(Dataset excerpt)
** begin **

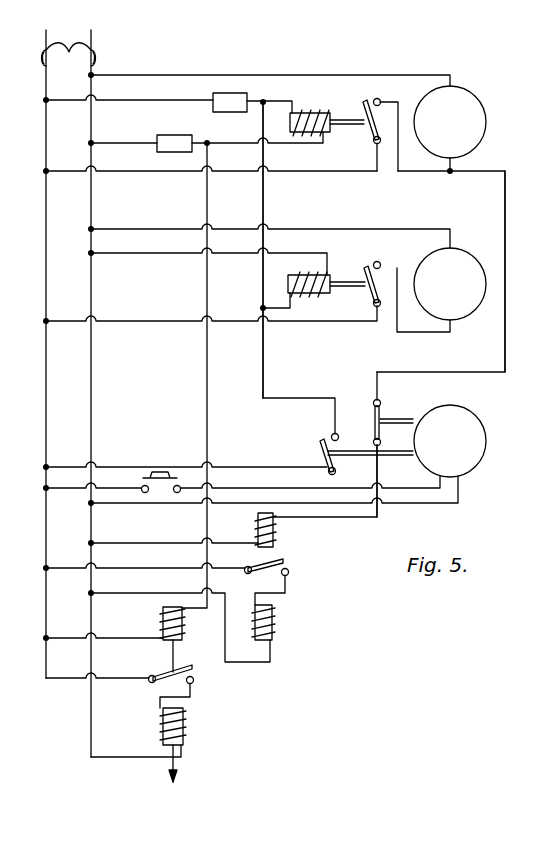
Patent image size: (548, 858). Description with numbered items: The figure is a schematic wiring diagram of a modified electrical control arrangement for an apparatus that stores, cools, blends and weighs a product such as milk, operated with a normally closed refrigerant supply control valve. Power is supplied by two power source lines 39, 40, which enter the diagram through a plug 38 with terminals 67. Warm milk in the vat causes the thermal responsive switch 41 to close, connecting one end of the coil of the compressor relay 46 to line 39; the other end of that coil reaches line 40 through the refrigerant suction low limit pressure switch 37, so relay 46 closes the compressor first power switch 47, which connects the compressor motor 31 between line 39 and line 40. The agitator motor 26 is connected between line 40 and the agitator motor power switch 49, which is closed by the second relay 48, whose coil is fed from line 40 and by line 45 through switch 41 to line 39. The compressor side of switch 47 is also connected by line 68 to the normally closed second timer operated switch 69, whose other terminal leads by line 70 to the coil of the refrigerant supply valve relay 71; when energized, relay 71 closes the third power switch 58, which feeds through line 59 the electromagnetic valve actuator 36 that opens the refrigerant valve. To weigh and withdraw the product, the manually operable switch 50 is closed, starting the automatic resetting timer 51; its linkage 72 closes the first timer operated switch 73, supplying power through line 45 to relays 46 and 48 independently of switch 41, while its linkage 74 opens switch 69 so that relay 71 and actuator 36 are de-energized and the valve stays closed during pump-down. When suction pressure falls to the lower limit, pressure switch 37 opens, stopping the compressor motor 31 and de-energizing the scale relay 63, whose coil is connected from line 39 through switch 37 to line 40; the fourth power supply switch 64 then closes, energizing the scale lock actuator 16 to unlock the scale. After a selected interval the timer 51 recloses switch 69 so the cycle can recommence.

The scale lock actuator 16 is at (162, 722).
The agitator motor 26 is at (465, 262).
The compressor motor 31 is at (482, 118).
The valve actuator 36 is at (278, 622).
The refrigerant suction low limit pressure switch 37 is at (176, 134).
The power plug 38 is at (50, 48).
The power source line 39 is at (46, 358).
The power source line 40 is at (103, 372).
The thermal responsive switch 41 is at (223, 92).
The line 45 is at (265, 192).
The compressor relay 46 is at (326, 134).
The compressor first power switch 47 is at (362, 101).
The second relay 48 is at (326, 293).
The agitator motor power switch 49 is at (364, 268).
The manually operable switch 50 is at (163, 472).
The automatic resetting clock type timer and switch actuator 51 is at (485, 450).
The third power switch 58 is at (292, 563).
The line 59 is at (287, 588).
The scale relay 63 is at (164, 608).
The fourth power supply switch 64 is at (200, 661).
The plug terminal 67 is at (100, 62).
The line 68 is at (505, 291).
The second timer operated switch 69 is at (372, 404).
The line 70 is at (379, 472).
The refrigerant supply valve relay 71 is at (274, 538).
The switch actuator linkage 72 is at (356, 457).
The first timer operated switch 73 is at (319, 446).
The linkage 74 is at (396, 417).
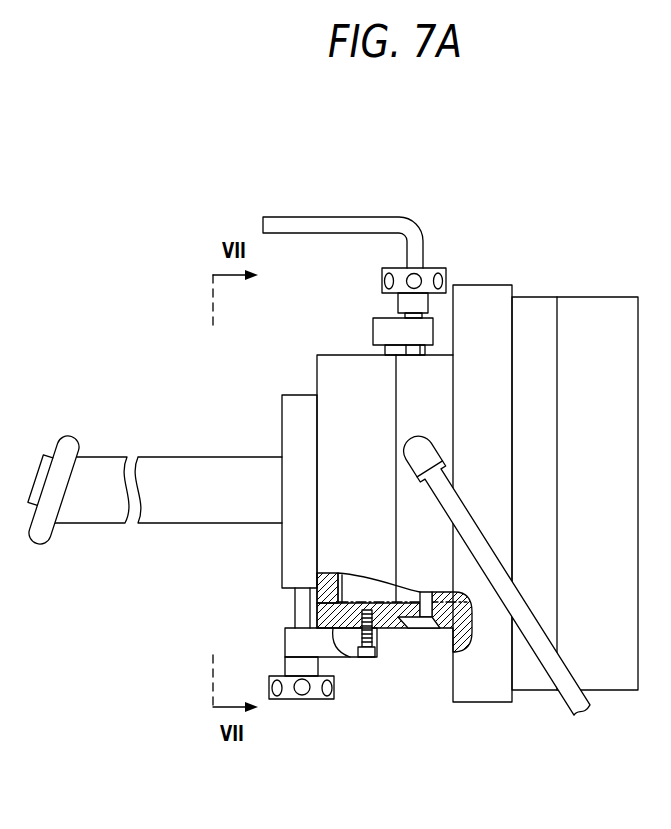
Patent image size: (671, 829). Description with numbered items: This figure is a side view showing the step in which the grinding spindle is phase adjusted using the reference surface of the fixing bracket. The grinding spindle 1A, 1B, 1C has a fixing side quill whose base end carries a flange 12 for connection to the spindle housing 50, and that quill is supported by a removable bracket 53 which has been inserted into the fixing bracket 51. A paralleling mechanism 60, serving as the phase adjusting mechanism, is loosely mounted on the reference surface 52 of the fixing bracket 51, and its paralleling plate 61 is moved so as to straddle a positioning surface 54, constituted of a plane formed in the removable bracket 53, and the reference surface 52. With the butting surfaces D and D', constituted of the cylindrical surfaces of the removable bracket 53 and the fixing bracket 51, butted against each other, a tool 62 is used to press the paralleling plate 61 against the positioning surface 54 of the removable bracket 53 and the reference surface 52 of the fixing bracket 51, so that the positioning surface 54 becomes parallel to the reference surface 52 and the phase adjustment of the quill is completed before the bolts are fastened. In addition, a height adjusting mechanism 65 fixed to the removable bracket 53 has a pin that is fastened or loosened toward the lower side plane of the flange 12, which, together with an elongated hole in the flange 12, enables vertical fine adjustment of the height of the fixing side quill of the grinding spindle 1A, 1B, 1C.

The grinding spindle 1A is at (155, 522).
The grinding spindle 1B is at (155, 490).
The grinding spindle 1C is at (167, 535).
The flange 12 is at (293, 423).
The spindle housing 50 is at (600, 297).
The fixing bracket 51 is at (480, 285).
The reference surface 52 is at (442, 353).
The removable bracket 53 is at (308, 371).
The positioning surface 54 is at (336, 355).
The paralleling mechanism 60 is at (436, 256).
The paralleling plate 61 is at (380, 332).
The tool 62 is at (327, 222).
The height adjusting mechanism 65 is at (302, 667).
The butting surface D is at (415, 670).
The butting surface D' is at (419, 622).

** end **

AIM:
Switch "Patent image size" to "Drawing dimensions" everywhere in the lines of the dataset excerpt above, leaving all other text unchanged and omitting the pictures from your answer.

RESPONSE BELOW:
Drawing dimensions: (548, 858). Description with numbered items: The figure is a schematic wiring diagram of a modified electrical control arrangement for an apparatus that stores, cools, blends and weighs a product such as milk, operated with a normally closed refrigerant supply control valve. Power is supplied by two power source lines 39, 40, which enter the diagram through a plug 38 with terminals 67. Warm milk in the vat causes the thermal responsive switch 41 to close, connecting one end of the coil of the compressor relay 46 to line 39; the other end of that coil reaches line 40 through the refrigerant suction low limit pressure switch 37, so relay 46 closes the compressor first power switch 47, which connects the compressor motor 31 between line 39 and line 40. The agitator motor 26 is connected between line 40 and the agitator motor power switch 49, which is closed by the second relay 48, whose coil is fed from line 40 and by line 45 through switch 41 to line 39. The compressor side of switch 47 is also connected by line 68 to the normally closed second timer operated switch 69, whose other terminal leads by line 70 to the coil of the refrigerant supply valve relay 71; when energized, relay 71 closes the third power switch 58, which feeds through line 59 the electromagnetic valve actuator 36 that opens the refrigerant valve. To weigh and withdraw the product, the manually operable switch 50 is closed, starting the automatic resetting timer 51; its linkage 72 closes the first timer operated switch 73, supplying power through line 45 to relays 46 and 48 independently of switch 41, while its linkage 74 opens switch 69 so that relay 71 and actuator 36 are de-energized and the valve stays closed during pump-down. When suction pressure falls to the lower limit, pressure switch 37 opens, stopping the compressor motor 31 and de-energizing the scale relay 63, whose coil is connected from line 39 through switch 37 to line 40; the fourth power supply switch 64 then closes, energizing the scale lock actuator 16 to unlock the scale. After a selected interval the timer 51 recloses switch 69 so the cycle can recommence.

The scale lock actuator 16 is at (162, 722).
The agitator motor 26 is at (465, 262).
The compressor motor 31 is at (482, 118).
The valve actuator 36 is at (278, 622).
The refrigerant suction low limit pressure switch 37 is at (176, 134).
The power plug 38 is at (50, 48).
The power source line 39 is at (46, 358).
The power source line 40 is at (103, 372).
The thermal responsive switch 41 is at (223, 92).
The line 45 is at (265, 192).
The compressor relay 46 is at (326, 134).
The compressor first power switch 47 is at (362, 101).
The second relay 48 is at (326, 293).
The agitator motor power switch 49 is at (364, 268).
The manually operable switch 50 is at (163, 472).
The automatic resetting clock type timer and switch actuator 51 is at (485, 450).
The third power switch 58 is at (292, 563).
The line 59 is at (287, 588).
The scale relay 63 is at (164, 608).
The fourth power supply switch 64 is at (200, 661).
The plug terminal 67 is at (100, 62).
The line 68 is at (505, 291).
The second timer operated switch 69 is at (372, 404).
The line 70 is at (379, 472).
The refrigerant supply valve relay 71 is at (274, 538).
The switch actuator linkage 72 is at (356, 457).
The first timer operated switch 73 is at (319, 446).
The linkage 74 is at (396, 417).
Drawing dimensions: (671, 829). Description with numbered items: This figure is a side view showing the step in which the grinding spindle is phase adjusted using the reference surface of the fixing bracket. The grinding spindle 1A, 1B, 1C has a fixing side quill whose base end carries a flange 12 for connection to the spindle housing 50, and that quill is supported by a removable bracket 53 which has been inserted into the fixing bracket 51. A paralleling mechanism 60, serving as the phase adjusting mechanism, is loosely mounted on the reference surface 52 of the fixing bracket 51, and its paralleling plate 61 is moved so as to straddle a positioning surface 54, constituted of a plane formed in the removable bracket 53, and the reference surface 52. With the butting surfaces D and D', constituted of the cylindrical surfaces of the removable bracket 53 and the fixing bracket 51, butted against each other, a tool 62 is used to press the paralleling plate 61 against the positioning surface 54 of the removable bracket 53 and the reference surface 52 of the fixing bracket 51, so that the positioning surface 54 becomes parallel to the reference surface 52 and the phase adjustment of the quill is completed before the bolts are fastened. In addition, a height adjusting mechanism 65 fixed to the removable bracket 53 has a pin that is fastened or loosened toward the lower side plane of the flange 12, which, together with an elongated hole in the flange 12, enables vertical fine adjustment of the height of the fixing side quill of the grinding spindle 1A, 1B, 1C.

The grinding spindle 1A is at (155, 522).
The grinding spindle 1B is at (155, 490).
The grinding spindle 1C is at (167, 535).
The flange 12 is at (293, 423).
The spindle housing 50 is at (600, 297).
The fixing bracket 51 is at (480, 285).
The reference surface 52 is at (442, 353).
The removable bracket 53 is at (308, 371).
The positioning surface 54 is at (336, 355).
The paralleling mechanism 60 is at (436, 256).
The paralleling plate 61 is at (380, 332).
The tool 62 is at (327, 222).
The height adjusting mechanism 65 is at (302, 667).
The butting surface D is at (415, 670).
The butting surface D' is at (419, 622).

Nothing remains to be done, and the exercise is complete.